# STATED PROBLEM
Print every record below exactly as written.

◇ ◇ ◇ ◇ ◇

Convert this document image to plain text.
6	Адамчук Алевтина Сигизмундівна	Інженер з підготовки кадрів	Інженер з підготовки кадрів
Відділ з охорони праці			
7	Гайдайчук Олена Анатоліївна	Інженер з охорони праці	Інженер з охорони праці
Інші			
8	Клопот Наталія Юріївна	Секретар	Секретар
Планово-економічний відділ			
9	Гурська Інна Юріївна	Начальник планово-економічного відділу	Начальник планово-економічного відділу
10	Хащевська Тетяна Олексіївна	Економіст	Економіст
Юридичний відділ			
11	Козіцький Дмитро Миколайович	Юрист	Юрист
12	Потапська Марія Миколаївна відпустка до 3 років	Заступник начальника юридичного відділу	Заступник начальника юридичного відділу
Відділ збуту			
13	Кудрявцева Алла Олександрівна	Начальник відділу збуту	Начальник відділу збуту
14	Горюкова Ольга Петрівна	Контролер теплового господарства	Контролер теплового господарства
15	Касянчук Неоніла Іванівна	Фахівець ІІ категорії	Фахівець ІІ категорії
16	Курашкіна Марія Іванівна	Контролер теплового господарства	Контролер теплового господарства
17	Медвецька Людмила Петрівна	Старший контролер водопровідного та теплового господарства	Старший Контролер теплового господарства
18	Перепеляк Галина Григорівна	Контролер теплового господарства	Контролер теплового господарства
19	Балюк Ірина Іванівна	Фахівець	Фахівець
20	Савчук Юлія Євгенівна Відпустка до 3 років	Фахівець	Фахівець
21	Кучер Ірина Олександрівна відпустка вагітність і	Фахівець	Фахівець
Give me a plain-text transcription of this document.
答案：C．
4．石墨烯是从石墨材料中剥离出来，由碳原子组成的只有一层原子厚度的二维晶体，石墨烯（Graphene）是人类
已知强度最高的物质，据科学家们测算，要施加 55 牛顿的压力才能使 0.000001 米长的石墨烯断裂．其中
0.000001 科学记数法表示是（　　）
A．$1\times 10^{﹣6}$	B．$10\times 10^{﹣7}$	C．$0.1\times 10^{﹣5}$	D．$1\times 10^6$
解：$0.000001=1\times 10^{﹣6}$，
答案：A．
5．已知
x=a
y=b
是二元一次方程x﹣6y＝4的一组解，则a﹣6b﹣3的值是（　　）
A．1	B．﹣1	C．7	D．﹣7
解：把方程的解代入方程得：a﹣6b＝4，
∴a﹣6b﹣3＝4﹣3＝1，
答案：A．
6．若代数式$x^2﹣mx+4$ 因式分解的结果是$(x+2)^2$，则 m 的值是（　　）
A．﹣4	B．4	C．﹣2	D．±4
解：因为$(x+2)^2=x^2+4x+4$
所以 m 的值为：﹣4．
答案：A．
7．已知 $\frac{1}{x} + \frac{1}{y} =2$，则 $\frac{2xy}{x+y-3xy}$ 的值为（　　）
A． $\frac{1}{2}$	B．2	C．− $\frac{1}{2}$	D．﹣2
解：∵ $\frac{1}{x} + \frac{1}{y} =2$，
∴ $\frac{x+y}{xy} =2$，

◇ ◇ ◇ ◇ ◇

# FINISHED ANSWER
Convert this document image to plain text.
6	Адамчук Алевтина Сигизмундівна	Інженер з підготовки кадрів	Інженер з підготовки кадрів
Відділ з охорони праці			
7	Гайдайчук Олена Анатоліївна	Інженер з охорони праці	Інженер з охорони праці
Інші			
8	Клопот Наталія Юріївна	Секретар	Секретар
Планово-економічний відділ			
9	Гурська Інна Юріївна	Начальник планово-економічного відділу	Начальник планово-економічного відділу
10	Хащевська Тетяна Олексіївна	Економіст	Економіст
Юридичний відділ			
11	Козіцький Дмитро Миколайович	Юрист	Юрист
12	Потапська Марія Миколаївна відпустка до 3 років	Заступник начальника юридичного відділу	Заступник начальника юридичного відділу
Відділ збуту			
13	Кудрявцева Алла Олександрівна	Начальник відділу збуту	Начальник відділу збуту
14	Горюкова Ольга Петрівна	Контролер теплового господарства	Контролер теплового господарства
15	Касянчук Неоніла Іванівна	Фахівець ІІ категорії	Фахівець ІІ категорії
16	Курашкіна Марія Іванівна	Контролер теплового господарства	Контролер теплового господарства
17	Медвецька Людмила Петрівна	Старший контролер водопровідного та теплового господарства	Старший Контролер теплового господарства
18	Перепеляк Галина Григорівна	Контролер теплового господарства	Контролер теплового господарства
19	Балюк Ірина Іванівна	Фахівець	Фахівець
20	Савчук Юлія Євгенівна Відпустка до 3 років	Фахівець	Фахівець
21	Кучер Ірина Олександрівна відпустка вагітність і	Фахівець	Фахівець
Give me a plain-text transcription of this document.
答案：C．
4．石墨烯是从石墨材料中剥离出来，由碳原子组成的只有一层原子厚度的二维晶体，石墨烯（Graphene）是人类
已知强度最高的物质，据科学家们测算，要施加 55 牛顿的压力才能使 0.000001 米长的石墨烯断裂．其中
0.000001 科学记数法表示是（　　）
A．$1\times 10^{﹣6}$	B．$10\times 10^{﹣7}$	C．$0.1\times 10^{﹣5}$	D．$1\times 10^6$
解：$0.000001=1\times 10^{﹣6}$，
答案：A．
5．已知
x=a
y=b
是二元一次方程x﹣6y＝4的一组解，则a﹣6b﹣3的值是（　　）
A．1	B．﹣1	C．7	D．﹣7
解：把方程的解代入方程得：a﹣6b＝4，
∴a﹣6b﹣3＝4﹣3＝1，
答案：A．
6．若代数式$x^2﹣mx+4$ 因式分解的结果是$(x+2)^2$，则 m 的值是（　　）
A．﹣4	B．4	C．﹣2	D．±4
解：因为$(x+2)^2=x^2+4x+4$
所以 m 的值为：﹣4．
答案：A．
7．已知 $\frac{1}{x} + \frac{1}{y} =2$，则 $\frac{2xy}{x+y-3xy}$ 的值为（　　）
A． $\frac{1}{2}$	B．2	C．− $\frac{1}{2}$	D．﹣2
解：∵ $\frac{1}{x} + \frac{1}{y} =2$，
∴ $\frac{x+y}{xy} =2$，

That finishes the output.